* start *

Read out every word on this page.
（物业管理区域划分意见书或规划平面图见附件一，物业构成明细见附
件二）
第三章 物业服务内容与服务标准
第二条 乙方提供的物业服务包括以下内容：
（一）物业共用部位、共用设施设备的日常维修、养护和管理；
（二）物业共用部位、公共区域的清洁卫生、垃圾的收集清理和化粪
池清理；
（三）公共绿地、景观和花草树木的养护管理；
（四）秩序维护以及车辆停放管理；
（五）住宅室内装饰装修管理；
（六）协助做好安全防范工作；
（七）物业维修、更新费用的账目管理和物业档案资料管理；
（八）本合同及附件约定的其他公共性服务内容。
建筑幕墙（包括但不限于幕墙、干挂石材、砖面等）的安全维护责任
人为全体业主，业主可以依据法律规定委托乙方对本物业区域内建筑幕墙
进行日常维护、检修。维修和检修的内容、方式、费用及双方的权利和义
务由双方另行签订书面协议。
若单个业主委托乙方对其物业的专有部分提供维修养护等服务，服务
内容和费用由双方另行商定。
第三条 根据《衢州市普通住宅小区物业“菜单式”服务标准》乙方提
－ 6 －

* end *

§ **SHORT PROBLEM**: Transcribe the whole listing exactly.

§ **RESPONSE TO THE TASK**:
Read out every word on this page.
（物业管理区域划分意见书或规划平面图见附件一，物业构成明细见附
件二）
第三章 物业服务内容与服务标准
第二条 乙方提供的物业服务包括以下内容：
（一）物业共用部位、共用设施设备的日常维修、养护和管理；
（二）物业共用部位、公共区域的清洁卫生、垃圾的收集清理和化粪
池清理；
（三）公共绿地、景观和花草树木的养护管理；
（四）秩序维护以及车辆停放管理；
（五）住宅室内装饰装修管理；
（六）协助做好安全防范工作；
（七）物业维修、更新费用的账目管理和物业档案资料管理；
（八）本合同及附件约定的其他公共性服务内容。
建筑幕墙（包括但不限于幕墙、干挂石材、砖面等）的安全维护责任
人为全体业主，业主可以依据法律规定委托乙方对本物业区域内建筑幕墙
进行日常维护、检修。维修和检修的内容、方式、费用及双方的权利和义
务由双方另行签订书面协议。
若单个业主委托乙方对其物业的专有部分提供维修养护等服务，服务
内容和费用由双方另行商定。
第三条 根据《衢州市普通住宅小区物业“菜单式”服务标准》乙方提
－ 6 －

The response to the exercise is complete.